(Lines of data)
════════════════════
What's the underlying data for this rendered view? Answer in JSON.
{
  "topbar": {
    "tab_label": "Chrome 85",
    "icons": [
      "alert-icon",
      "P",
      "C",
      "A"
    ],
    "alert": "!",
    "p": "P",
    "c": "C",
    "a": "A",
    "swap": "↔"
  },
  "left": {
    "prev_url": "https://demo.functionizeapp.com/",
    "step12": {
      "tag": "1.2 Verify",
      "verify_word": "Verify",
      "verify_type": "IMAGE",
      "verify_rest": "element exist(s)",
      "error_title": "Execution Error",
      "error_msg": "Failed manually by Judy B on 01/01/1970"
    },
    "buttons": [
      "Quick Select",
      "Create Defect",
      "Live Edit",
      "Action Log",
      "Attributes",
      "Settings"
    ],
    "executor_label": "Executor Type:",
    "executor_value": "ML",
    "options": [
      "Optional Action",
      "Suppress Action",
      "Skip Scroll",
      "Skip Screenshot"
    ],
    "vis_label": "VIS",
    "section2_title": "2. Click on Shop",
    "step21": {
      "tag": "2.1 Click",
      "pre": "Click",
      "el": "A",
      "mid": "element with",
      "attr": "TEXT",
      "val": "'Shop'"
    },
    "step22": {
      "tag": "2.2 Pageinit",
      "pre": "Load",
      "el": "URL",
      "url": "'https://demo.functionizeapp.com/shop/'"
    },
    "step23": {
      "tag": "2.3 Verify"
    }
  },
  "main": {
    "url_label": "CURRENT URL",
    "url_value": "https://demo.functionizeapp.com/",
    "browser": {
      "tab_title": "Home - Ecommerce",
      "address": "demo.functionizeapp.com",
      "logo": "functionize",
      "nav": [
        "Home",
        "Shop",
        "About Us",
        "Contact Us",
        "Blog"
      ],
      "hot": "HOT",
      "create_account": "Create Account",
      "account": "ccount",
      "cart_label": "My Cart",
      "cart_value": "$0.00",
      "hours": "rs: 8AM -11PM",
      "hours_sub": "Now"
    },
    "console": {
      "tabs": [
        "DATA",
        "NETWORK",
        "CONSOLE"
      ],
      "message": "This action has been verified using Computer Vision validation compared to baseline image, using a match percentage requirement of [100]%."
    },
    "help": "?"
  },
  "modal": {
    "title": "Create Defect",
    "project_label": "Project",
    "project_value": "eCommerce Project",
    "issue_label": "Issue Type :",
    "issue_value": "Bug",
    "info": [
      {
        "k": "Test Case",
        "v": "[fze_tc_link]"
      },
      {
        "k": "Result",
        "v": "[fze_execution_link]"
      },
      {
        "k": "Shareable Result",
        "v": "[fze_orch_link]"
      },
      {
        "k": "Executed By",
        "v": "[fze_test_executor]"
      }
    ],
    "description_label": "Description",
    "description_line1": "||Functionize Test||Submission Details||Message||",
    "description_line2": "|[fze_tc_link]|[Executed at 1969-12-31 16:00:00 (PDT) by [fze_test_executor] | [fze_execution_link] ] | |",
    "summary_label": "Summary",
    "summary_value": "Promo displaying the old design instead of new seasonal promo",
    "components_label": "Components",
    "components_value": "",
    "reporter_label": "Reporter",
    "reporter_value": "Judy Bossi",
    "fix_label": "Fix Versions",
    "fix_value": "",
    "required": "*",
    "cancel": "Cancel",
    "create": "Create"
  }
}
════════════════════
The records above should all be quoted exactly, please.

What's the underlying data for this rendered view? Answer in JSON.
{
  "topbar": {
    "tab_label": "Chrome 85",
    "icons": [
      "alert-icon",
      "P",
      "C",
      "A"
    ],
    "alert": "!",
    "p": "P",
    "c": "C",
    "a": "A",
    "swap": "↔"
  },
  "left": {
    "prev_url": "https://demo.functionizeapp.com/",
    "step12": {
      "tag": "1.2 Verify",
      "verify_word": "Verify",
      "verify_type": "IMAGE",
      "verify_rest": "element exist(s)",
      "error_title": "Execution Error",
      "error_msg": "Failed manually by Judy B on 01/01/1970"
    },
    "buttons": [
      "Quick Select",
      "Create Defect",
      "Live Edit",
      "Action Log",
      "Attributes",
      "Settings"
    ],
    "executor_label": "Executor Type:",
    "executor_value": "ML",
    "options": [
      "Optional Action",
      "Suppress Action",
      "Skip Scroll",
      "Skip Screenshot"
    ],
    "vis_label": "VIS",
    "section2_title": "2. Click on Shop",
    "step21": {
      "tag": "2.1 Click",
      "pre": "Click",
      "el": "A",
      "mid": "element with",
      "attr": "TEXT",
      "val": "'Shop'"
    },
    "step22": {
      "tag": "2.2 Pageinit",
      "pre": "Load",
      "el": "URL",
      "url": "'https://demo.functionizeapp.com/shop/'"
    },
    "step23": {
      "tag": "2.3 Verify"
    }
  },
  "main": {
    "url_label": "CURRENT URL",
    "url_value": "https://demo.functionizeapp.com/",
    "browser": {
      "tab_title": "Home - Ecommerce",
      "address": "demo.functionizeapp.com",
      "logo": "functionize",
      "nav": [
        "Home",
        "Shop",
        "About Us",
        "Contact Us",
        "Blog"
      ],
      "hot": "HOT",
      "create_account": "Create Account",
      "account": "ccount",
      "cart_label": "My Cart",
      "cart_value": "$0.00",
      "hours": "rs: 8AM -11PM",
      "hours_sub": "Now"
    },
    "console": {
      "tabs": [
        "DATA",
        "NETWORK",
        "CONSOLE"
      ],
      "message": "This action has been verified using Computer Vision validation compared to baseline image, using a match percentage requirement of [100]%."
    },
    "help": "?"
  },
  "modal": {
    "title": "Create Defect",
    "project_label": "Project",
    "project_value": "eCommerce Project",
    "issue_label": "Issue Type :",
    "issue_value": "Bug",
    "info": [
      {
        "k": "Test Case",
        "v": "[fze_tc_link]"
      },
      {
        "k": "Result",
        "v": "[fze_execution_link]"
      },
      {
        "k": "Shareable Result",
        "v": "[fze_orch_link]"
      },
      {
        "k": "Executed By",
        "v": "[fze_test_executor]"
      }
    ],
    "description_label": "Description",
    "description_line1": "||Functionize Test||Submission Details||Message||",
    "description_line2": "|[fze_tc_link]|[Executed at 1969-12-31 16:00:00 (PDT) by [fze_test_executor] | [fze_execution_link] ] | |",
    "summary_label": "Summary",
    "summary_value": "Promo displaying the old design instead of new seasonal promo",
    "components_label": "Components",
    "components_value": "",
    "reporter_label": "Reporter",
    "reporter_value": "Judy Bossi",
    "fix_label": "Fix Versions",
    "fix_value": "",
    "required": "*",
    "cancel": "Cancel",
    "create": "Create"
  }
}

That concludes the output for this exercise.